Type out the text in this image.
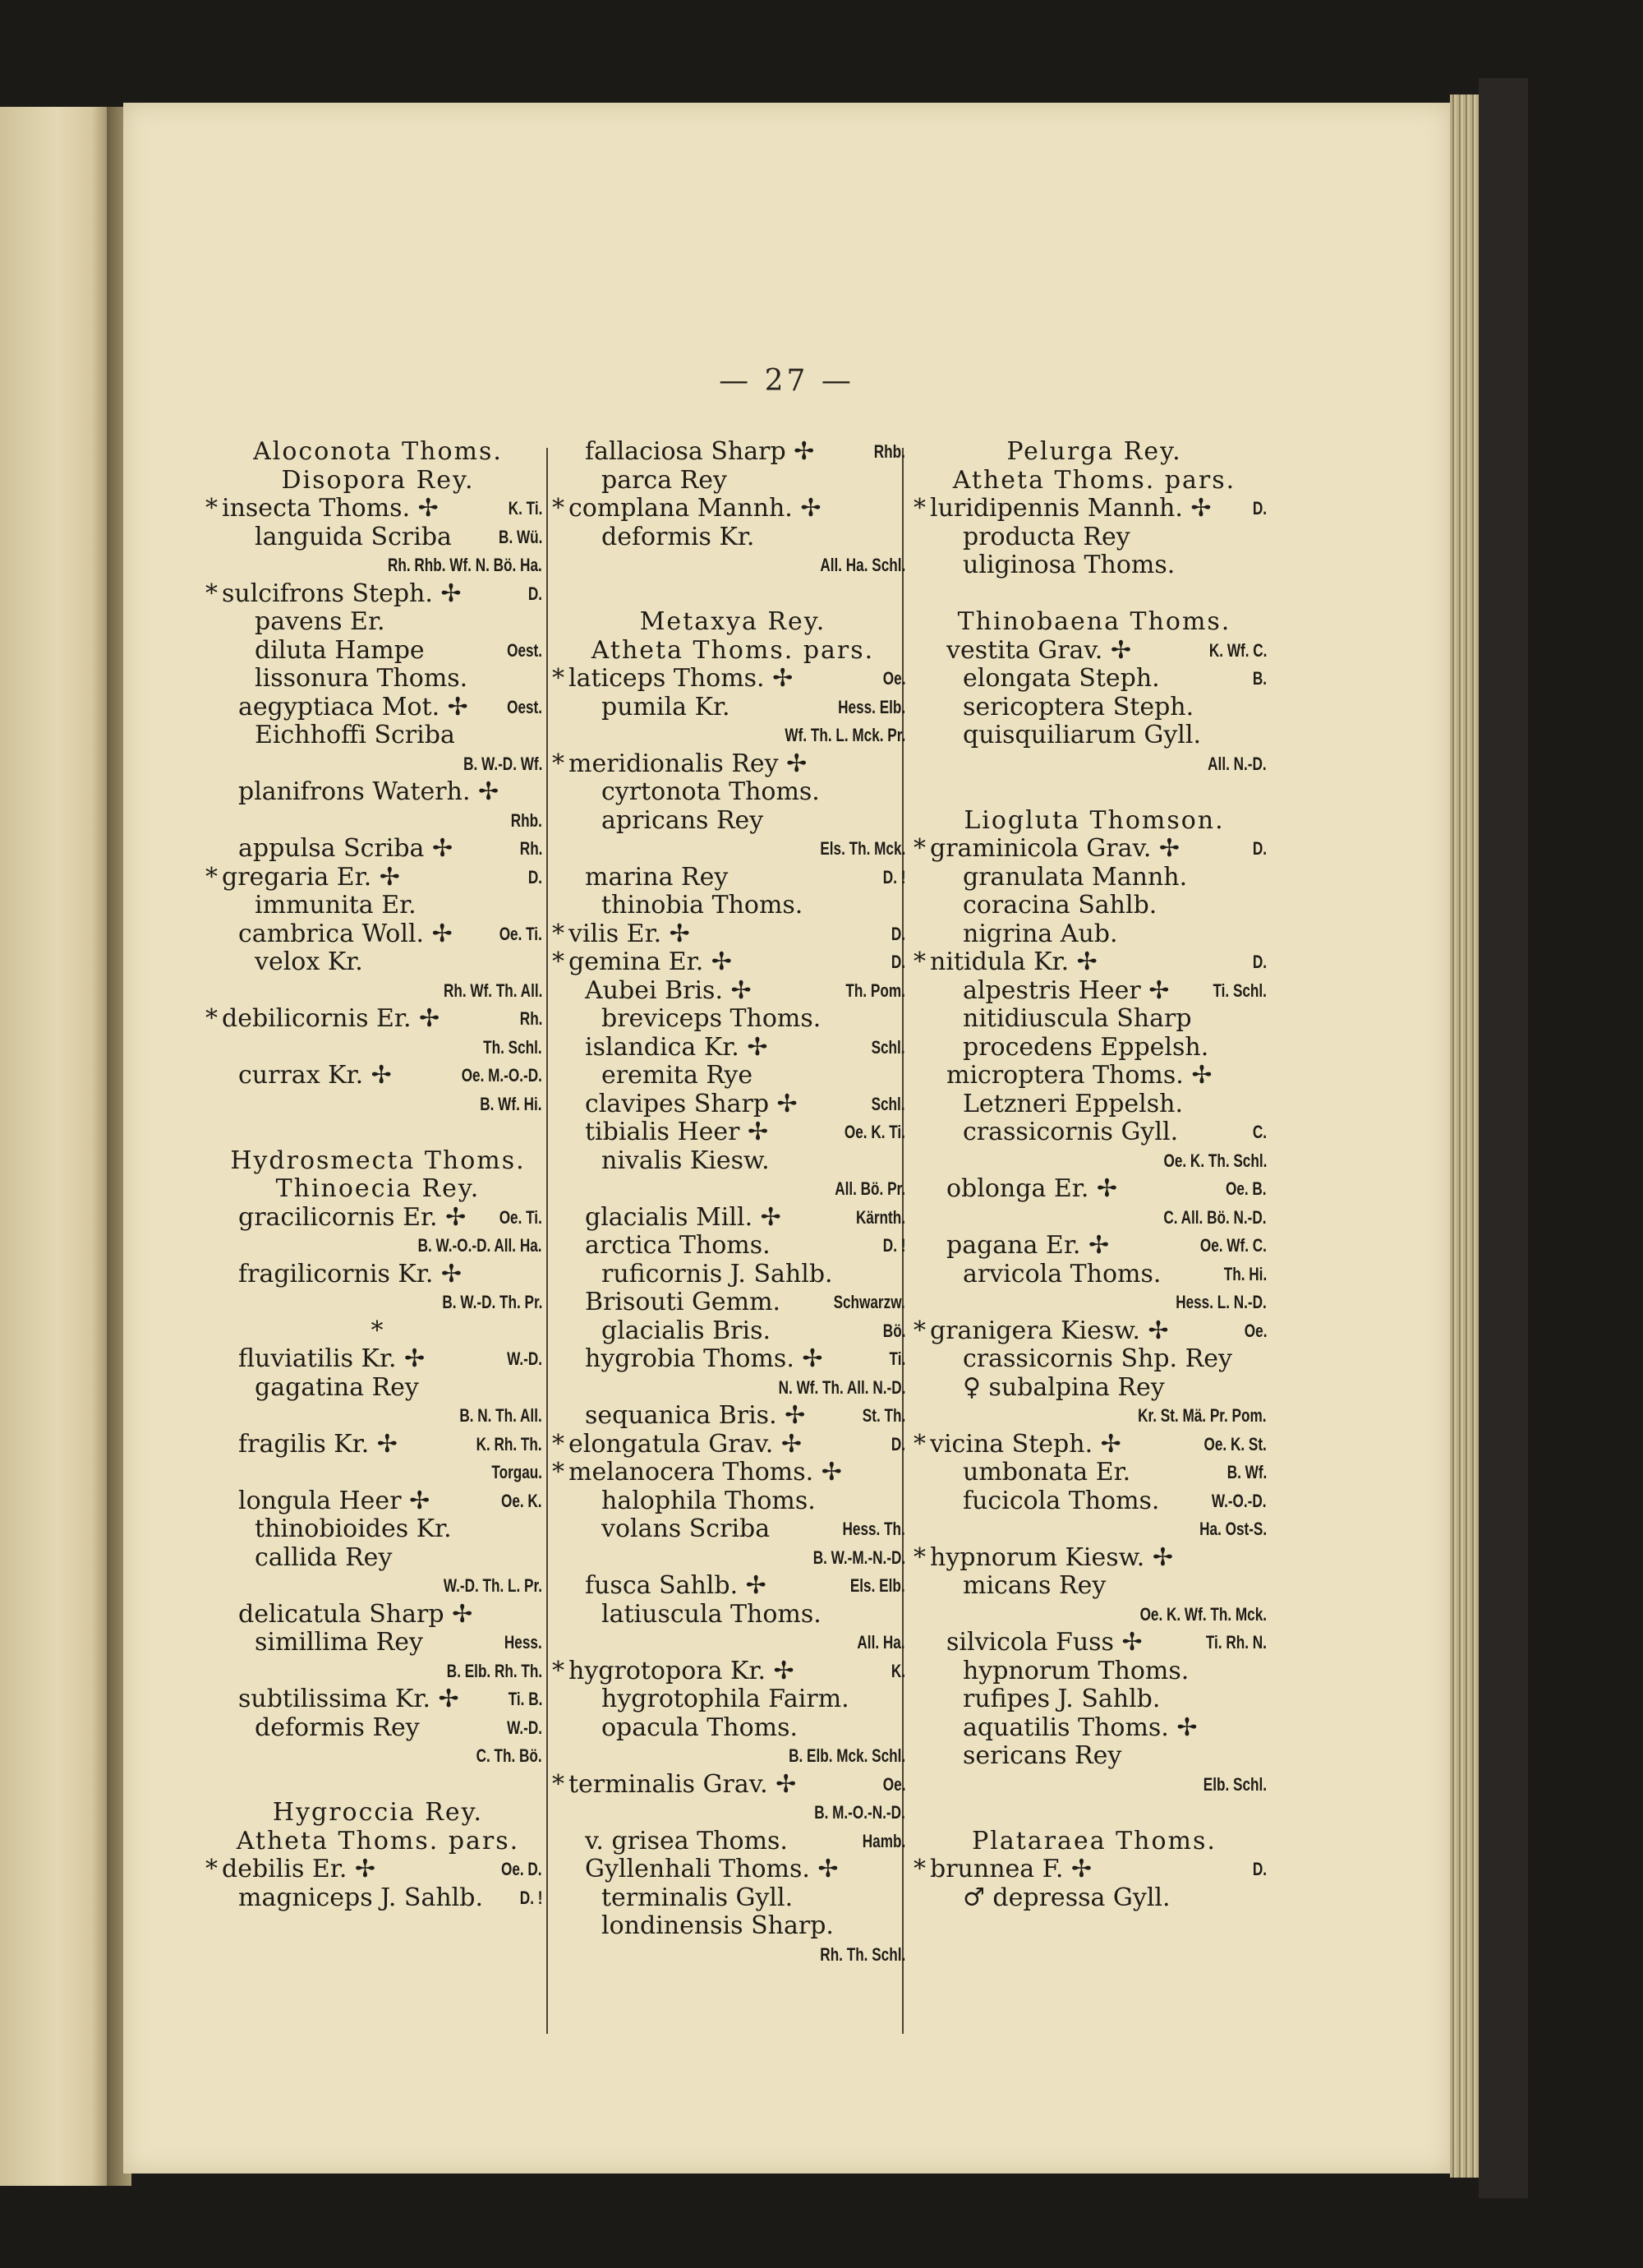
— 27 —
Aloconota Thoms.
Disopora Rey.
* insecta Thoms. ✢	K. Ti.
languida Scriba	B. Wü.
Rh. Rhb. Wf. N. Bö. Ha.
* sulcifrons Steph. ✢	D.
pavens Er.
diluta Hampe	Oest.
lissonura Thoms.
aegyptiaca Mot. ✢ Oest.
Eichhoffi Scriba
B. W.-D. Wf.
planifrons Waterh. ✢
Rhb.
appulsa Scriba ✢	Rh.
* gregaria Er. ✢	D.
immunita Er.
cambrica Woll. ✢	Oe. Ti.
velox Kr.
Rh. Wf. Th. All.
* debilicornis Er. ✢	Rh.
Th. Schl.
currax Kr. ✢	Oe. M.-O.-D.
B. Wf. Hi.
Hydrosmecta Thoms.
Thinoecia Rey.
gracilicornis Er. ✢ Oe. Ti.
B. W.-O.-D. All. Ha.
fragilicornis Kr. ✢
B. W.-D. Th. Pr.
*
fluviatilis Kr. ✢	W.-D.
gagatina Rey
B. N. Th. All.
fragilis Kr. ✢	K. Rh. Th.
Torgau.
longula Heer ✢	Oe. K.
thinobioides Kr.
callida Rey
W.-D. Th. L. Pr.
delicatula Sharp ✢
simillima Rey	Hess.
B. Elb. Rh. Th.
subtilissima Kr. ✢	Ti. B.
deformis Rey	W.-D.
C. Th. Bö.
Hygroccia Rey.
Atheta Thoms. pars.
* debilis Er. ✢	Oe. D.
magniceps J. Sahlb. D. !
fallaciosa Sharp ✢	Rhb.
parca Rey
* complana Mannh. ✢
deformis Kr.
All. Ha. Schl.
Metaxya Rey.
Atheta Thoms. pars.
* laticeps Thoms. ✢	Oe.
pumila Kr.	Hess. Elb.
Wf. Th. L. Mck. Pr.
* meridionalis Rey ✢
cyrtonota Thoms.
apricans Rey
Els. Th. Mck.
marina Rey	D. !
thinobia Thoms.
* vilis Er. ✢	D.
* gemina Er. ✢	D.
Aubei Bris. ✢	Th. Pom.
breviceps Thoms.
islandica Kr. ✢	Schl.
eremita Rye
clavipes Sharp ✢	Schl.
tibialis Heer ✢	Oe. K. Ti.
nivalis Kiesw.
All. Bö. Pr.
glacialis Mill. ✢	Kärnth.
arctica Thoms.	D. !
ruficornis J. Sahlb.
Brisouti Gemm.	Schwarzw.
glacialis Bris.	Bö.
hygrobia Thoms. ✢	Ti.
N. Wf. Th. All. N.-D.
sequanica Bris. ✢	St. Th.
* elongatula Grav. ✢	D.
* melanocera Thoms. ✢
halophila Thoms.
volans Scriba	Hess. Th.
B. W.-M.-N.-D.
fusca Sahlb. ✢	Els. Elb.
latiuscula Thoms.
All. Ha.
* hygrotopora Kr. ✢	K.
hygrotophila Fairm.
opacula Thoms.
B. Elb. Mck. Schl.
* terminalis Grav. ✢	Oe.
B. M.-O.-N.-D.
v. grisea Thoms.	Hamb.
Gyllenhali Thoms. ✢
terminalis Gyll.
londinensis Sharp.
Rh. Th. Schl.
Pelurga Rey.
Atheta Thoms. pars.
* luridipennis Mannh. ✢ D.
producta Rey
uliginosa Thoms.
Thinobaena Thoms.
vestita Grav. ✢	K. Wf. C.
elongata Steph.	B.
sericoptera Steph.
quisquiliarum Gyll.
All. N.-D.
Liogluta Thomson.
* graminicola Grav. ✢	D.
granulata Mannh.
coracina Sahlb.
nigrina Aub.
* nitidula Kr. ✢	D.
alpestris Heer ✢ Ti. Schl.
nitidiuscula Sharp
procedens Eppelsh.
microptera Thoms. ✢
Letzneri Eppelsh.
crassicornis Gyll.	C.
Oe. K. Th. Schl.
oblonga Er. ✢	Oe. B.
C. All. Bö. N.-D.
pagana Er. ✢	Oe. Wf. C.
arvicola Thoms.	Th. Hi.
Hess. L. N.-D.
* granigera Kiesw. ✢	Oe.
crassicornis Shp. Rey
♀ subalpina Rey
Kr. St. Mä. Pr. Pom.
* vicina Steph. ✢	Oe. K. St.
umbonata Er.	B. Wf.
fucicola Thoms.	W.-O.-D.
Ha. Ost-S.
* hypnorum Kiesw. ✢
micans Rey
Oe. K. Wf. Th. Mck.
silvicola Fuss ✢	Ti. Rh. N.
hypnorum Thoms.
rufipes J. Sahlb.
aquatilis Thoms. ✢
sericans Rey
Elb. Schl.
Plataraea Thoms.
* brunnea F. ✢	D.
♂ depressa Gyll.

++++++++++++++++++++

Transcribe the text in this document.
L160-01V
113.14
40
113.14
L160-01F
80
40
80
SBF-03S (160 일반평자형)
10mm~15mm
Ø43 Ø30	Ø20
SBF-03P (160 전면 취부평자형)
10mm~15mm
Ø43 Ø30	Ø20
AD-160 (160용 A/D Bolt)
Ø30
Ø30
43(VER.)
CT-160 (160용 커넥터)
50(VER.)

++++++++++++++++++++

[TO BE DONE] From the records above, copy every line that holds the word "Sharp".

[ANSWER TO THE PROBLEM]
delicatula Sharp ✢
fallaciosa Sharp ✢	Rhb.
clavipes Sharp ✢	Schl.
londinensis Sharp.
nitidiuscula Sharp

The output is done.